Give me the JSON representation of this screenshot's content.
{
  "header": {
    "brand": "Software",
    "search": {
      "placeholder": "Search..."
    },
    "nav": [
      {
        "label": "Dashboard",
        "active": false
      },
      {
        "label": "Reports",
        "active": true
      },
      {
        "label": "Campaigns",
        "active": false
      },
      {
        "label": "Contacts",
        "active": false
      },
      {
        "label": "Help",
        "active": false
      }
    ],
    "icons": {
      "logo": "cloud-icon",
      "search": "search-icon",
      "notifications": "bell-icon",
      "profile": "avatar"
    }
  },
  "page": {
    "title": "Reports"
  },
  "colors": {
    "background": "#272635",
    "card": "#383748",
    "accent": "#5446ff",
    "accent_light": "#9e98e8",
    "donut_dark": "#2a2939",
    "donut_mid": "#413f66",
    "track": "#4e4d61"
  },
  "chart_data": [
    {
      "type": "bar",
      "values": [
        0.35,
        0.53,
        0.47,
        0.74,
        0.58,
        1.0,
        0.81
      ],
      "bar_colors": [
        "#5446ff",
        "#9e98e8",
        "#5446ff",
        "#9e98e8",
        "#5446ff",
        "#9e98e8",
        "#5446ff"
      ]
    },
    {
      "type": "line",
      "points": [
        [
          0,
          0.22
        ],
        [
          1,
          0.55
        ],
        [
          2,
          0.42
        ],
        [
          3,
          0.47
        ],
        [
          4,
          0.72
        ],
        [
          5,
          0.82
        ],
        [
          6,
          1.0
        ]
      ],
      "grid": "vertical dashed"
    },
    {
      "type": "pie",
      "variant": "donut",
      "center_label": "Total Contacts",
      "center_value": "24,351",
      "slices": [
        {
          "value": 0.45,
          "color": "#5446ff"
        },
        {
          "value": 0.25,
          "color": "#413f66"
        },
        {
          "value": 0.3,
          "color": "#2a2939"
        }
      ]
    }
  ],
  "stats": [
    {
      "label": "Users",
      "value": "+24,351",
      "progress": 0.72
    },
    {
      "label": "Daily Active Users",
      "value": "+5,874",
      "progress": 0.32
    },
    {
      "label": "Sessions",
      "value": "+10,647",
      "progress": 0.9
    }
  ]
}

================

• Goal of the exercise: Reproduce the material above exactly; please quote every line of it.

• Output for this exercise:
Give me the JSON representation of this screenshot's content.
{
  "header": {
    "brand": "Software",
    "search": {
      "placeholder": "Search..."
    },
    "nav": [
      {
        "label": "Dashboard",
        "active": false
      },
      {
        "label": "Reports",
        "active": true
      },
      {
        "label": "Campaigns",
        "active": false
      },
      {
        "label": "Contacts",
        "active": false
      },
      {
        "label": "Help",
        "active": false
      }
    ],
    "icons": {
      "logo": "cloud-icon",
      "search": "search-icon",
      "notifications": "bell-icon",
      "profile": "avatar"
    }
  },
  "page": {
    "title": "Reports"
  },
  "colors": {
    "background": "#272635",
    "card": "#383748",
    "accent": "#5446ff",
    "accent_light": "#9e98e8",
    "donut_dark": "#2a2939",
    "donut_mid": "#413f66",
    "track": "#4e4d61"
  },
  "chart_data": [
    {
      "type": "bar",
      "values": [
        0.35,
        0.53,
        0.47,
        0.74,
        0.58,
        1.0,
        0.81
      ],
      "bar_colors": [
        "#5446ff",
        "#9e98e8",
        "#5446ff",
        "#9e98e8",
        "#5446ff",
        "#9e98e8",
        "#5446ff"
      ]
    },
    {
      "type": "line",
      "points": [
        [
          0,
          0.22
        ],
        [
          1,
          0.55
        ],
        [
          2,
          0.42
        ],
        [
          3,
          0.47
        ],
        [
          4,
          0.72
        ],
        [
          5,
          0.82
        ],
        [
          6,
          1.0
        ]
      ],
      "grid": "vertical dashed"
    },
    {
      "type": "pie",
      "variant": "donut",
      "center_label": "Total Contacts",
      "center_value": "24,351",
      "slices": [
        {
          "value": 0.45,
          "color": "#5446ff"
        },
        {
          "value": 0.25,
          "color": "#413f66"
        },
        {
          "value": 0.3,
          "color": "#2a2939"
        }
      ]
    }
  ],
  "stats": [
    {
      "label": "Users",
      "value": "+24,351",
      "progress": 0.72
    },
    {
      "label": "Daily Active Users",
      "value": "+5,874",
      "progress": 0.32
    },
    {
      "label": "Sessions",
      "value": "+10,647",
      "progress": 0.9
    }
  ]
}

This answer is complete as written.